# [Task details]
Your task is to copy every line of this material exactly.
════════
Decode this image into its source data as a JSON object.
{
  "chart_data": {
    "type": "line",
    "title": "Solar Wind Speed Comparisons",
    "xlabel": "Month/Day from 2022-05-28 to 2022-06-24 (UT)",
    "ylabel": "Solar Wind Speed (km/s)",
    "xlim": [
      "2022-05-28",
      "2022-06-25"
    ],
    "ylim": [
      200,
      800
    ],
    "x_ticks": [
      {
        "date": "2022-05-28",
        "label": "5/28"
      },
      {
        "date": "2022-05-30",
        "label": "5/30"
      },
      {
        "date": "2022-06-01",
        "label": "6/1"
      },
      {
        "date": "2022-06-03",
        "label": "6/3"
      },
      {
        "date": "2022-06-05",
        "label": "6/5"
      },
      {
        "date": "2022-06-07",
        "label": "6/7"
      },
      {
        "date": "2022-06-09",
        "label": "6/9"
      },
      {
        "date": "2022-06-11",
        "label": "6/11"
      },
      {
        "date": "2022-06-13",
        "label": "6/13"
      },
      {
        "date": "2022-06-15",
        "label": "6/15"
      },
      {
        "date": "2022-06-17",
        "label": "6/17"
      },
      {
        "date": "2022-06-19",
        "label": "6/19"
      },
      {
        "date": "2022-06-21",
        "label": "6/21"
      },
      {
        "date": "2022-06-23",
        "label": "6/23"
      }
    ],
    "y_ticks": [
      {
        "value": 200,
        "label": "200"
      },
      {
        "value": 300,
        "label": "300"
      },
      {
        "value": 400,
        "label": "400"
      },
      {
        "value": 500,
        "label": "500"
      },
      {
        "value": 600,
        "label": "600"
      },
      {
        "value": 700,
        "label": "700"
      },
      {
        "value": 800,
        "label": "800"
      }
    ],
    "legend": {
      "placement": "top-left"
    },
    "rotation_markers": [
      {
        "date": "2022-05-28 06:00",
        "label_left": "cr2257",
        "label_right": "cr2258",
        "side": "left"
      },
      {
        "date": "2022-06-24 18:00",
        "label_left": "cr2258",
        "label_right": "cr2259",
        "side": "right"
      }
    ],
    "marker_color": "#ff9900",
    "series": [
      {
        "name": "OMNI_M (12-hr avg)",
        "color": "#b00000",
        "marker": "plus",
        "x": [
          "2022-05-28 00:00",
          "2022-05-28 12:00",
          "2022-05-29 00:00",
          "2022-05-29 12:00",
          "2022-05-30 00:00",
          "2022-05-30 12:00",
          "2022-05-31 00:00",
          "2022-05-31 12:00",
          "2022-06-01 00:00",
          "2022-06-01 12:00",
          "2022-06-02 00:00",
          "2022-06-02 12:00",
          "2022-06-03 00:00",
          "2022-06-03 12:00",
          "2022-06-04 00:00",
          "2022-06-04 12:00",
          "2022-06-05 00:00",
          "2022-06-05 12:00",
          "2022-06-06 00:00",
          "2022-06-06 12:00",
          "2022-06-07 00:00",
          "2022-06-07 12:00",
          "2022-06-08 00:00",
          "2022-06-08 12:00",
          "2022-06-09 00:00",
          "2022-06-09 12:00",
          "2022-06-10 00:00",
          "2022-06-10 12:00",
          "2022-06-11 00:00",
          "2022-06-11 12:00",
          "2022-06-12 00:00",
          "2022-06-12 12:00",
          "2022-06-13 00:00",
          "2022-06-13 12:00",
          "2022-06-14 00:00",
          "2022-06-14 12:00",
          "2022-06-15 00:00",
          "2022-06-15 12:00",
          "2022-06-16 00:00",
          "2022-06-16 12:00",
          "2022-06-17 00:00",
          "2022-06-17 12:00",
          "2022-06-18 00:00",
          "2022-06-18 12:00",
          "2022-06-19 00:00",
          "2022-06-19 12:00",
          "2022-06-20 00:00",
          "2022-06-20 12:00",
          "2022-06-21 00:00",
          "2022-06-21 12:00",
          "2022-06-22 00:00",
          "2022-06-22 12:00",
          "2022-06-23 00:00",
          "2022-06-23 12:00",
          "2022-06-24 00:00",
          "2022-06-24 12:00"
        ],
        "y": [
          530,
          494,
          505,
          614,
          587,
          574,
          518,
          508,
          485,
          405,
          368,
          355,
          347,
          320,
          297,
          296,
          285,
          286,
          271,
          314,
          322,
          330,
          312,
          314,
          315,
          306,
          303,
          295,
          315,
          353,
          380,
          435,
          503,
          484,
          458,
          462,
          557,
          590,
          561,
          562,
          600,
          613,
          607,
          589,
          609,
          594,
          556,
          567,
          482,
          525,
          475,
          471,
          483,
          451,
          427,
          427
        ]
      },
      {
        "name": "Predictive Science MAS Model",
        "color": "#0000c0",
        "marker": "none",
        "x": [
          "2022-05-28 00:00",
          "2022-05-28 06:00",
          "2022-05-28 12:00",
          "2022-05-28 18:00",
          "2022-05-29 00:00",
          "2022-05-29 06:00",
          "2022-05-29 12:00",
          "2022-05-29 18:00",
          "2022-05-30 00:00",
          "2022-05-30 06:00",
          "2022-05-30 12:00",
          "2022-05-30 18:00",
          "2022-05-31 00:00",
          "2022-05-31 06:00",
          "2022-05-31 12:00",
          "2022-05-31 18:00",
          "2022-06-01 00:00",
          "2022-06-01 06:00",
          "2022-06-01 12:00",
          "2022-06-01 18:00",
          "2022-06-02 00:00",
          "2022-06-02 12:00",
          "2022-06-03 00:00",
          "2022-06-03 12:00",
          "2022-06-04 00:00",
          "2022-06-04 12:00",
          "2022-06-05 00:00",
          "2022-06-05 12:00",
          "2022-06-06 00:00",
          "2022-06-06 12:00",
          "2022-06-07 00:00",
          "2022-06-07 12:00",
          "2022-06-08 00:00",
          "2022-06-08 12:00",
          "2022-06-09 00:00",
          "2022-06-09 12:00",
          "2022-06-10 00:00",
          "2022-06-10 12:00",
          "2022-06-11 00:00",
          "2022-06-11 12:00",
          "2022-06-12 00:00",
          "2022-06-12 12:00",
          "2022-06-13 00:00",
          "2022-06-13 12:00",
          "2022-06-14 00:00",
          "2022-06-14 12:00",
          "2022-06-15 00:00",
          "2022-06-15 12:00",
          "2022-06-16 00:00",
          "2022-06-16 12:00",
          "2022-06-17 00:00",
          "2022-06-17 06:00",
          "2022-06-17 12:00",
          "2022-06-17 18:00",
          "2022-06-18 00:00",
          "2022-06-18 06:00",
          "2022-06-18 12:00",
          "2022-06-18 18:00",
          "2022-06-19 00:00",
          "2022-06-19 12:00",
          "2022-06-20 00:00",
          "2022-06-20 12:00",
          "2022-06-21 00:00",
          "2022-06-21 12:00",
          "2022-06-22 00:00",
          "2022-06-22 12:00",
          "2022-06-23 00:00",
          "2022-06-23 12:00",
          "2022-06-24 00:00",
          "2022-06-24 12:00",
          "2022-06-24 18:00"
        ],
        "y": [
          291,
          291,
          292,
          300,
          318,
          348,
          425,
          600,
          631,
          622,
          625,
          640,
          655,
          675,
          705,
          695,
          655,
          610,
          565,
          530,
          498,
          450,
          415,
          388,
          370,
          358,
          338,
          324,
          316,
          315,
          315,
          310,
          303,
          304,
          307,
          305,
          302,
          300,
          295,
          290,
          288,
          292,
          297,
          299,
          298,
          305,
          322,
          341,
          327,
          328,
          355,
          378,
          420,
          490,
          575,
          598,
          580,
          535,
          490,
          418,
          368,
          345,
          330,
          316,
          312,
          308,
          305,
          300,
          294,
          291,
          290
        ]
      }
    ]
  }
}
════════
# [Full solution]
Decode this image into its source data as a JSON object.
{
  "chart_data": {
    "type": "line",
    "title": "Solar Wind Speed Comparisons",
    "xlabel": "Month/Day from 2022-05-28 to 2022-06-24 (UT)",
    "ylabel": "Solar Wind Speed (km/s)",
    "xlim": [
      "2022-05-28",
      "2022-06-25"
    ],
    "ylim": [
      200,
      800
    ],
    "x_ticks": [
      {
        "date": "2022-05-28",
        "label": "5/28"
      },
      {
        "date": "2022-05-30",
        "label": "5/30"
      },
      {
        "date": "2022-06-01",
        "label": "6/1"
      },
      {
        "date": "2022-06-03",
        "label": "6/3"
      },
      {
        "date": "2022-06-05",
        "label": "6/5"
      },
      {
        "date": "2022-06-07",
        "label": "6/7"
      },
      {
        "date": "2022-06-09",
        "label": "6/9"
      },
      {
        "date": "2022-06-11",
        "label": "6/11"
      },
      {
        "date": "2022-06-13",
        "label": "6/13"
      },
      {
        "date": "2022-06-15",
        "label": "6/15"
      },
      {
        "date": "2022-06-17",
        "label": "6/17"
      },
      {
        "date": "2022-06-19",
        "label": "6/19"
      },
      {
        "date": "2022-06-21",
        "label": "6/21"
      },
      {
        "date": "2022-06-23",
        "label": "6/23"
      }
    ],
    "y_ticks": [
      {
        "value": 200,
        "label": "200"
      },
      {
        "value": 300,
        "label": "300"
      },
      {
        "value": 400,
        "label": "400"
      },
      {
        "value": 500,
        "label": "500"
      },
      {
        "value": 600,
        "label": "600"
      },
      {
        "value": 700,
        "label": "700"
      },
      {
        "value": 800,
        "label": "800"
      }
    ],
    "legend": {
      "placement": "top-left"
    },
    "rotation_markers": [
      {
        "date": "2022-05-28 06:00",
        "label_left": "cr2257",
        "label_right": "cr2258",
        "side": "left"
      },
      {
        "date": "2022-06-24 18:00",
        "label_left": "cr2258",
        "label_right": "cr2259",
        "side": "right"
      }
    ],
    "marker_color": "#ff9900",
    "series": [
      {
        "name": "OMNI_M (12-hr avg)",
        "color": "#b00000",
        "marker": "plus",
        "x": [
          "2022-05-28 00:00",
          "2022-05-28 12:00",
          "2022-05-29 00:00",
          "2022-05-29 12:00",
          "2022-05-30 00:00",
          "2022-05-30 12:00",
          "2022-05-31 00:00",
          "2022-05-31 12:00",
          "2022-06-01 00:00",
          "2022-06-01 12:00",
          "2022-06-02 00:00",
          "2022-06-02 12:00",
          "2022-06-03 00:00",
          "2022-06-03 12:00",
          "2022-06-04 00:00",
          "2022-06-04 12:00",
          "2022-06-05 00:00",
          "2022-06-05 12:00",
          "2022-06-06 00:00",
          "2022-06-06 12:00",
          "2022-06-07 00:00",
          "2022-06-07 12:00",
          "2022-06-08 00:00",
          "2022-06-08 12:00",
          "2022-06-09 00:00",
          "2022-06-09 12:00",
          "2022-06-10 00:00",
          "2022-06-10 12:00",
          "2022-06-11 00:00",
          "2022-06-11 12:00",
          "2022-06-12 00:00",
          "2022-06-12 12:00",
          "2022-06-13 00:00",
          "2022-06-13 12:00",
          "2022-06-14 00:00",
          "2022-06-14 12:00",
          "2022-06-15 00:00",
          "2022-06-15 12:00",
          "2022-06-16 00:00",
          "2022-06-16 12:00",
          "2022-06-17 00:00",
          "2022-06-17 12:00",
          "2022-06-18 00:00",
          "2022-06-18 12:00",
          "2022-06-19 00:00",
          "2022-06-19 12:00",
          "2022-06-20 00:00",
          "2022-06-20 12:00",
          "2022-06-21 00:00",
          "2022-06-21 12:00",
          "2022-06-22 00:00",
          "2022-06-22 12:00",
          "2022-06-23 00:00",
          "2022-06-23 12:00",
          "2022-06-24 00:00",
          "2022-06-24 12:00"
        ],
        "y": [
          530,
          494,
          505,
          614,
          587,
          574,
          518,
          508,
          485,
          405,
          368,
          355,
          347,
          320,
          297,
          296,
          285,
          286,
          271,
          314,
          322,
          330,
          312,
          314,
          315,
          306,
          303,
          295,
          315,
          353,
          380,
          435,
          503,
          484,
          458,
          462,
          557,
          590,
          561,
          562,
          600,
          613,
          607,
          589,
          609,
          594,
          556,
          567,
          482,
          525,
          475,
          471,
          483,
          451,
          427,
          427
        ]
      },
      {
        "name": "Predictive Science MAS Model",
        "color": "#0000c0",
        "marker": "none",
        "x": [
          "2022-05-28 00:00",
          "2022-05-28 06:00",
          "2022-05-28 12:00",
          "2022-05-28 18:00",
          "2022-05-29 00:00",
          "2022-05-29 06:00",
          "2022-05-29 12:00",
          "2022-05-29 18:00",
          "2022-05-30 00:00",
          "2022-05-30 06:00",
          "2022-05-30 12:00",
          "2022-05-30 18:00",
          "2022-05-31 00:00",
          "2022-05-31 06:00",
          "2022-05-31 12:00",
          "2022-05-31 18:00",
          "2022-06-01 00:00",
          "2022-06-01 06:00",
          "2022-06-01 12:00",
          "2022-06-01 18:00",
          "2022-06-02 00:00",
          "2022-06-02 12:00",
          "2022-06-03 00:00",
          "2022-06-03 12:00",
          "2022-06-04 00:00",
          "2022-06-04 12:00",
          "2022-06-05 00:00",
          "2022-06-05 12:00",
          "2022-06-06 00:00",
          "2022-06-06 12:00",
          "2022-06-07 00:00",
          "2022-06-07 12:00",
          "2022-06-08 00:00",
          "2022-06-08 12:00",
          "2022-06-09 00:00",
          "2022-06-09 12:00",
          "2022-06-10 00:00",
          "2022-06-10 12:00",
          "2022-06-11 00:00",
          "2022-06-11 12:00",
          "2022-06-12 00:00",
          "2022-06-12 12:00",
          "2022-06-13 00:00",
          "2022-06-13 12:00",
          "2022-06-14 00:00",
          "2022-06-14 12:00",
          "2022-06-15 00:00",
          "2022-06-15 12:00",
          "2022-06-16 00:00",
          "2022-06-16 12:00",
          "2022-06-17 00:00",
          "2022-06-17 06:00",
          "2022-06-17 12:00",
          "2022-06-17 18:00",
          "2022-06-18 00:00",
          "2022-06-18 06:00",
          "2022-06-18 12:00",
          "2022-06-18 18:00",
          "2022-06-19 00:00",
          "2022-06-19 12:00",
          "2022-06-20 00:00",
          "2022-06-20 12:00",
          "2022-06-21 00:00",
          "2022-06-21 12:00",
          "2022-06-22 00:00",
          "2022-06-22 12:00",
          "2022-06-23 00:00",
          "2022-06-23 12:00",
          "2022-06-24 00:00",
          "2022-06-24 12:00",
          "2022-06-24 18:00"
        ],
        "y": [
          291,
          291,
          292,
          300,
          318,
          348,
          425,
          600,
          631,
          622,
          625,
          640,
          655,
          675,
          705,
          695,
          655,
          610,
          565,
          530,
          498,
          450,
          415,
          388,
          370,
          358,
          338,
          324,
          316,
          315,
          315,
          310,
          303,
          304,
          307,
          305,
          302,
          300,
          295,
          290,
          288,
          292,
          297,
          299,
          298,
          305,
          322,
          341,
          327,
          328,
          355,
          378,
          420,
          490,
          575,
          598,
          580,
          535,
          490,
          418,
          368,
          345,
          330,
          316,
          312,
          308,
          305,
          300,
          294,
          291,
          290
        ]
      }
    ]
  }
}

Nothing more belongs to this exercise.